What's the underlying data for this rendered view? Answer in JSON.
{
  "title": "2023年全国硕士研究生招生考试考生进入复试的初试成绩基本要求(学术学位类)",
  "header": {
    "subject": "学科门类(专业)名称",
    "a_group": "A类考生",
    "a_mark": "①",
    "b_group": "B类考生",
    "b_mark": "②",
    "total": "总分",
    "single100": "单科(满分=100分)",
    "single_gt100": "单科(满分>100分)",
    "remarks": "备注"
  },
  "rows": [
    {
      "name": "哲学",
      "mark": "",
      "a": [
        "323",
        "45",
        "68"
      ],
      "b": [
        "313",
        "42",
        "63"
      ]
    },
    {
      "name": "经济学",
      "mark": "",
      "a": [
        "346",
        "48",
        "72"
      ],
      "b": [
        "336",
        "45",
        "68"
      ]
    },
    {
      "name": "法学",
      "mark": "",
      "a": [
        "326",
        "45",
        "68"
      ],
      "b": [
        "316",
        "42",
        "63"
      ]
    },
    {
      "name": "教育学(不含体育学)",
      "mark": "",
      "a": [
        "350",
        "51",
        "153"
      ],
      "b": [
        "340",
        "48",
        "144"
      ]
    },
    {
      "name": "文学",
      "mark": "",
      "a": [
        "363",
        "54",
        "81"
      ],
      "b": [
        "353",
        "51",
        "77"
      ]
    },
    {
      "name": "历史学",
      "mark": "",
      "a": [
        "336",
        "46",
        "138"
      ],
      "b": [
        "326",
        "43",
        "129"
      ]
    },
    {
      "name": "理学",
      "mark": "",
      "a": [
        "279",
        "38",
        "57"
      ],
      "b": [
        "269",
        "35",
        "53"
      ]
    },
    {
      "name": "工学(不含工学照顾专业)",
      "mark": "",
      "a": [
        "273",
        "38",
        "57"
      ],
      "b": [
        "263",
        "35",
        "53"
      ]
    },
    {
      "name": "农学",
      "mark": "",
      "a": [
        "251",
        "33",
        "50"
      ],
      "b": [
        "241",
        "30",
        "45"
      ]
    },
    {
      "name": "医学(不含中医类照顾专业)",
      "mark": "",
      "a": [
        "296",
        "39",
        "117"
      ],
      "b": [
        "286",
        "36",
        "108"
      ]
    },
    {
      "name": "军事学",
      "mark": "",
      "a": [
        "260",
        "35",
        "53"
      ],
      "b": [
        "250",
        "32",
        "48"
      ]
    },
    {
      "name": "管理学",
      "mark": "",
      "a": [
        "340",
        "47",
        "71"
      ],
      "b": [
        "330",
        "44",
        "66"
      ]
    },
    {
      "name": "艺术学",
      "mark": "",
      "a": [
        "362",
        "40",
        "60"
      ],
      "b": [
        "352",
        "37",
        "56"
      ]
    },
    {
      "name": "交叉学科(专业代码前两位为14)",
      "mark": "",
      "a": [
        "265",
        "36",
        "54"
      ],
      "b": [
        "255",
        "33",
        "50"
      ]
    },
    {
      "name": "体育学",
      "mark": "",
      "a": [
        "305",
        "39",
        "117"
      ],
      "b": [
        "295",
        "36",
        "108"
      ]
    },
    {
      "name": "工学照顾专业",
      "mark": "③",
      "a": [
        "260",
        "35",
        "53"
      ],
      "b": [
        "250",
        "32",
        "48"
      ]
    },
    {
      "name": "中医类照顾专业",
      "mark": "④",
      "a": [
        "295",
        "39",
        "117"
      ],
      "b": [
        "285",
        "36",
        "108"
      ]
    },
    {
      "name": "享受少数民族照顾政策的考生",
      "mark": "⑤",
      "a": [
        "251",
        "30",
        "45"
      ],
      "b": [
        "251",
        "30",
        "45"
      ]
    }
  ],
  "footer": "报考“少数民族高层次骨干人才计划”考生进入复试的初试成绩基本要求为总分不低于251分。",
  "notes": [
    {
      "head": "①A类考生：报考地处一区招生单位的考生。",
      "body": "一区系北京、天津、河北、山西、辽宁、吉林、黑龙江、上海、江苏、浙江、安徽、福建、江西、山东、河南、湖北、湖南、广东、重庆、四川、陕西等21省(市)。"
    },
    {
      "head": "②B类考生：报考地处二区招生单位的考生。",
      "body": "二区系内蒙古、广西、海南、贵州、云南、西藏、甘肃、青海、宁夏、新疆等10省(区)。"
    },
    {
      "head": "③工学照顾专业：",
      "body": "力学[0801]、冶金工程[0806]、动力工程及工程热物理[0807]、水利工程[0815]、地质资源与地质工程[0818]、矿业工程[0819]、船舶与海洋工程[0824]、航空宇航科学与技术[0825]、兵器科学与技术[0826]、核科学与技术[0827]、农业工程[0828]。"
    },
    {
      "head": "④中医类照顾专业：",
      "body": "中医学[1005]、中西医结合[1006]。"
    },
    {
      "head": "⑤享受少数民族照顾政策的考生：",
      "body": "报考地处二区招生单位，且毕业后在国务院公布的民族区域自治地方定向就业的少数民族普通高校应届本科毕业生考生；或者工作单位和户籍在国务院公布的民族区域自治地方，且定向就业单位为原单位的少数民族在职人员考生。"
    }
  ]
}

* [Set task] In the records above, locate the lines holding the word "body". Copy each of them.

* [Response to the exercise]
      "body": "一区系北京、天津、河北、山西、辽宁、吉林、黑龙江、上海、江苏、浙江、安徽、福建、江西、山东、河南、湖北、湖南、广东、重庆、四川、陕西等21省(市)。"
      "body": "二区系内蒙古、广西、海南、贵州、云南、西藏、甘肃、青海、宁夏、新疆等10省(区)。"
      "body": "力学[0801]、冶金工程[0806]、动力工程及工程热物理[0807]、水利工程[0815]、地质资源与地质工程[0818]、矿业工程[0819]、船舶与海洋工程[0824]、航空宇航科学与技术[0825]、兵器科学与技术[0826]、核科学与技术[0827]、农业工程[0828]。"
      "body": "中医学[1005]、中西医结合[1006]。"
      "body": "报考地处二区招生单位，且毕业后在国务院公布的民族区域自治地方定向就业的少数民族普通高校应届本科毕业生考生；或者工作单位和户籍在国务院公布的民族区域自治地方，且定向就业单位为原单位的少数民族在职人员考生。"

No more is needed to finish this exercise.